_Job_.
Please transcribe the records precisely; pictures stay out of your copy.

_Stored data_.

##########

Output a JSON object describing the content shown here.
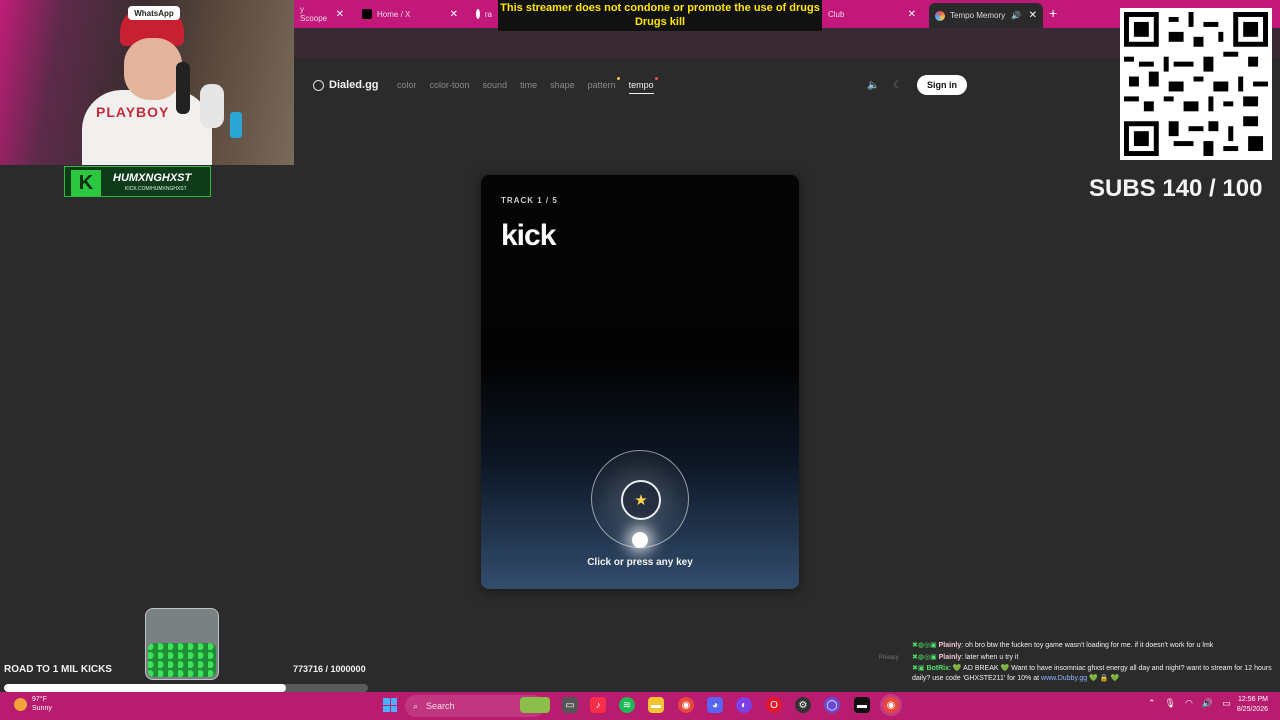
{
  "browser": {
    "tabs": [
      {
        "label": "y Scoope",
        "active": false
      },
      {
        "label": "Home / X",
        "active": false
      },
      {
        "label": "ra",
        "active": false
      },
      {
        "label": "Club",
        "active": false
      },
      {
        "label": "Tempo Memory",
        "active": true
      }
    ],
    "new_tab_symbol": "+"
  },
  "site": {
    "brand": "Dialed.gg",
    "nav": [
      "color",
      "color-toon",
      "sound",
      "time",
      "shape",
      "pattern",
      "tempo"
    ],
    "active_nav": "tempo",
    "sign_in": "Sign in",
    "colors": {
      "pattern_dot": "#f5c542",
      "tempo_dot": "#e8505b"
    }
  },
  "card": {
    "track_label": "TRACK 1 / 5",
    "title": "kick",
    "cta": "Click or press any key"
  },
  "overlay": {
    "warning_line1": "This streamer does not condone or promote the use of drugs",
    "warning_line2": "Drugs kill",
    "streamer_name": "HUMXNGHXST",
    "streamer_url": "KICK.COM/HUMXNGHXST",
    "webcam_badge": "WhatsApp",
    "shirt_text": "PLAYBOY",
    "subs": "SUBS 140 / 100",
    "goal_label": "ROAD TO 1 MIL KICKS",
    "goal_count": "773716 / 1000000",
    "goal_progress": 0.7737
  },
  "chat": {
    "privacy": "Privacy",
    "messages": [
      {
        "user": "Plainly",
        "text": ": oh bro btw the fucken toy game wasn't loading for me. if it doesn't work for u lmk"
      },
      {
        "user": "Plainly",
        "text": ": later when u try it"
      },
      {
        "user": "BotRix",
        "text": ": 💚 AD BREAK 💚 Want to have insomniac ghxst energy all day and night? want to stream for 12 hours daily? use code 'GHXSTE211' for 10% at ",
        "link": "www.Dubby.gg",
        "suffix": " 💚 🔒 💚"
      }
    ]
  },
  "taskbar": {
    "weather_temp": "97°F",
    "weather_desc": "Sunny",
    "search": "Search",
    "time": "12:56 PM",
    "date": "8/25/2026"
  }
}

##########

_Result for this task_.
Output a JSON object describing the content shown here.
{
  "browser": {
    "tabs": [
      {
        "label": "y Scoope",
        "active": false
      },
      {
        "label": "Home / X",
        "active": false
      },
      {
        "label": "ra",
        "active": false
      },
      {
        "label": "Club",
        "active": false
      },
      {
        "label": "Tempo Memory",
        "active": true
      }
    ],
    "new_tab_symbol": "+"
  },
  "site": {
    "brand": "Dialed.gg",
    "nav": [
      "color",
      "color-toon",
      "sound",
      "time",
      "shape",
      "pattern",
      "tempo"
    ],
    "active_nav": "tempo",
    "sign_in": "Sign in",
    "colors": {
      "pattern_dot": "#f5c542",
      "tempo_dot": "#e8505b"
    }
  },
  "card": {
    "track_label": "TRACK 1 / 5",
    "title": "kick",
    "cta": "Click or press any key"
  },
  "overlay": {
    "warning_line1": "This streamer does not condone or promote the use of drugs",
    "warning_line2": "Drugs kill",
    "streamer_name": "HUMXNGHXST",
    "streamer_url": "KICK.COM/HUMXNGHXST",
    "webcam_badge": "WhatsApp",
    "shirt_text": "PLAYBOY",
    "subs": "SUBS 140 / 100",
    "goal_label": "ROAD TO 1 MIL KICKS",
    "goal_count": "773716 / 1000000",
    "goal_progress": 0.7737
  },
  "chat": {
    "privacy": "Privacy",
    "messages": [
      {
        "user": "Plainly",
        "text": ": oh bro btw the fucken toy game wasn't loading for me. if it doesn't work for u lmk"
      },
      {
        "user": "Plainly",
        "text": ": later when u try it"
      },
      {
        "user": "BotRix",
        "text": ": 💚 AD BREAK 💚 Want to have insomniac ghxst energy all day and night? want to stream for 12 hours daily? use code 'GHXSTE211' for 10% at ",
        "link": "www.Dubby.gg",
        "suffix": " 💚 🔒 💚"
      }
    ]
  },
  "taskbar": {
    "weather_temp": "97°F",
    "weather_desc": "Sunny",
    "search": "Search",
    "time": "12:56 PM",
    "date": "8/25/2026"
  }
}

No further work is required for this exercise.